Task prompt: Please reproduce every record, keeping each one exactly as written.

Dataset rows about figures

=-=-=-=-=

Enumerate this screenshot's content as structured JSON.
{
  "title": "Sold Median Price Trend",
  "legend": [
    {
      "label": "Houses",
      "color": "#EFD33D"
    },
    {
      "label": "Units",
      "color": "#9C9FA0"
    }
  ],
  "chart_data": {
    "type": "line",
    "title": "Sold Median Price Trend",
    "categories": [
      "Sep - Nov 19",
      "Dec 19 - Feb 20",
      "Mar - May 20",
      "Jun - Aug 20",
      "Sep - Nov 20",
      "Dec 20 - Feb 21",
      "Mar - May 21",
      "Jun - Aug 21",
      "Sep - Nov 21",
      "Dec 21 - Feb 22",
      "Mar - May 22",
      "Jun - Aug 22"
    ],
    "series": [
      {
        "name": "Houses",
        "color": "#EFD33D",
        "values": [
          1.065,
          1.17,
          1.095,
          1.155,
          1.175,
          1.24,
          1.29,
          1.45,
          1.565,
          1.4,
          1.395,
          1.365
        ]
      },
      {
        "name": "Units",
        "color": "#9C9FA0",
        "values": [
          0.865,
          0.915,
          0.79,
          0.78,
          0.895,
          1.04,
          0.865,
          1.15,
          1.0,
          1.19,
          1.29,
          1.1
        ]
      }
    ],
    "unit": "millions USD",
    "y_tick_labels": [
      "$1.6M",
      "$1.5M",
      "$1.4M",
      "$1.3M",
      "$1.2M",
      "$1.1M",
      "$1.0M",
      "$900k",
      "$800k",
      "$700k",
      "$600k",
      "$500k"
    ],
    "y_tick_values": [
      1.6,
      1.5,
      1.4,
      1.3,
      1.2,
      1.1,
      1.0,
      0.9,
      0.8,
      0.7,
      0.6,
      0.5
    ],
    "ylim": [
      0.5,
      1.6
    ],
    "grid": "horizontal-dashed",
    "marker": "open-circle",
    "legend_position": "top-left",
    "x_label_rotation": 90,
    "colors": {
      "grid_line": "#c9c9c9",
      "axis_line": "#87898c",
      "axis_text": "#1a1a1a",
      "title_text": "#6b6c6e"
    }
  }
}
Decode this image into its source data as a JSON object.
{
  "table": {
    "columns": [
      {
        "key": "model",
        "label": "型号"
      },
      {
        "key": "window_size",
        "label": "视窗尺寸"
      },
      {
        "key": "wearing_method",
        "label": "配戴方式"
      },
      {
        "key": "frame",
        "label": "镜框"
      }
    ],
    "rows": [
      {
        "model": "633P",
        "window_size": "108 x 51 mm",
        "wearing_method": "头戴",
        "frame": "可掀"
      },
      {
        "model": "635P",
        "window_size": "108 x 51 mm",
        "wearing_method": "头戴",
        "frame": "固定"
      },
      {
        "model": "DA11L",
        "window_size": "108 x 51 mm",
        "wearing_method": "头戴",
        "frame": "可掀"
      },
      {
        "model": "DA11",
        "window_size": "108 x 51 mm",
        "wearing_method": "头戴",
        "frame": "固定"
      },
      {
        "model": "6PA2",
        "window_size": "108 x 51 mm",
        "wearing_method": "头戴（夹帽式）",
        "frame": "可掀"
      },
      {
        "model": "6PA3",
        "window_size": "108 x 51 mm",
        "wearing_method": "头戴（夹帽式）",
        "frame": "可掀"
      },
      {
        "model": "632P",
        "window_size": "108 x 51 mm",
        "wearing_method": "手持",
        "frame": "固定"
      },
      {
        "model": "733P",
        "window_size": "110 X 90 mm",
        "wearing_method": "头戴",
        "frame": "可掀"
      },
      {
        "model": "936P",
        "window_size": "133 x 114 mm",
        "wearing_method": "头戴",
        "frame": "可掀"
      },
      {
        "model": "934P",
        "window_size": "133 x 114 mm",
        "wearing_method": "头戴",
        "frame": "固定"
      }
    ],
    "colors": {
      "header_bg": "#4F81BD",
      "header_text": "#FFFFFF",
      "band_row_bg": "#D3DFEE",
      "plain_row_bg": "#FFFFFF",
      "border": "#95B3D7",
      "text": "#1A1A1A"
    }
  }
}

=-=-=-=-=

The completed task:
Enumerate this screenshot's content as structured JSON.
{
  "title": "Sold Median Price Trend",
  "legend": [
    {
      "label": "Houses",
      "color": "#EFD33D"
    },
    {
      "label": "Units",
      "color": "#9C9FA0"
    }
  ],
  "chart_data": {
    "type": "line",
    "title": "Sold Median Price Trend",
    "categories": [
      "Sep - Nov 19",
      "Dec 19 - Feb 20",
      "Mar - May 20",
      "Jun - Aug 20",
      "Sep - Nov 20",
      "Dec 20 - Feb 21",
      "Mar - May 21",
      "Jun - Aug 21",
      "Sep - Nov 21",
      "Dec 21 - Feb 22",
      "Mar - May 22",
      "Jun - Aug 22"
    ],
    "series": [
      {
        "name": "Houses",
        "color": "#EFD33D",
        "values": [
          1.065,
          1.17,
          1.095,
          1.155,
          1.175,
          1.24,
          1.29,
          1.45,
          1.565,
          1.4,
          1.395,
          1.365
        ]
      },
      {
        "name": "Units",
        "color": "#9C9FA0",
        "values": [
          0.865,
          0.915,
          0.79,
          0.78,
          0.895,
          1.04,
          0.865,
          1.15,
          1.0,
          1.19,
          1.29,
          1.1
        ]
      }
    ],
    "unit": "millions USD",
    "y_tick_labels": [
      "$1.6M",
      "$1.5M",
      "$1.4M",
      "$1.3M",
      "$1.2M",
      "$1.1M",
      "$1.0M",
      "$900k",
      "$800k",
      "$700k",
      "$600k",
      "$500k"
    ],
    "y_tick_values": [
      1.6,
      1.5,
      1.4,
      1.3,
      1.2,
      1.1,
      1.0,
      0.9,
      0.8,
      0.7,
      0.6,
      0.5
    ],
    "ylim": [
      0.5,
      1.6
    ],
    "grid": "horizontal-dashed",
    "marker": "open-circle",
    "legend_position": "top-left",
    "x_label_rotation": 90,
    "colors": {
      "grid_line": "#c9c9c9",
      "axis_line": "#87898c",
      "axis_text": "#1a1a1a",
      "title_text": "#6b6c6e"
    }
  }
}
Decode this image into its source data as a JSON object.
{
  "table": {
    "columns": [
      {
        "key": "model",
        "label": "型号"
      },
      {
        "key": "window_size",
        "label": "视窗尺寸"
      },
      {
        "key": "wearing_method",
        "label": "配戴方式"
      },
      {
        "key": "frame",
        "label": "镜框"
      }
    ],
    "rows": [
      {
        "model": "633P",
        "window_size": "108 x 51 mm",
        "wearing_method": "头戴",
        "frame": "可掀"
      },
      {
        "model": "635P",
        "window_size": "108 x 51 mm",
        "wearing_method": "头戴",
        "frame": "固定"
      },
      {
        "model": "DA11L",
        "window_size": "108 x 51 mm",
        "wearing_method": "头戴",
        "frame": "可掀"
      },
      {
        "model": "DA11",
        "window_size": "108 x 51 mm",
        "wearing_method": "头戴",
        "frame": "固定"
      },
      {
        "model": "6PA2",
        "window_size": "108 x 51 mm",
        "wearing_method": "头戴（夹帽式）",
        "frame": "可掀"
      },
      {
        "model": "6PA3",
        "window_size": "108 x 51 mm",
        "wearing_method": "头戴（夹帽式）",
        "frame": "可掀"
      },
      {
        "model": "632P",
        "window_size": "108 x 51 mm",
        "wearing_method": "手持",
        "frame": "固定"
      },
      {
        "model": "733P",
        "window_size": "110 X 90 mm",
        "wearing_method": "头戴",
        "frame": "可掀"
      },
      {
        "model": "936P",
        "window_size": "133 x 114 mm",
        "wearing_method": "头戴",
        "frame": "可掀"
      },
      {
        "model": "934P",
        "window_size": "133 x 114 mm",
        "wearing_method": "头戴",
        "frame": "固定"
      }
    ],
    "colors": {
      "header_bg": "#4F81BD",
      "header_text": "#FFFFFF",
      "band_row_bg": "#D3DFEE",
      "plain_row_bg": "#FFFFFF",
      "border": "#95B3D7",
      "text": "#1A1A1A"
    }
  }
}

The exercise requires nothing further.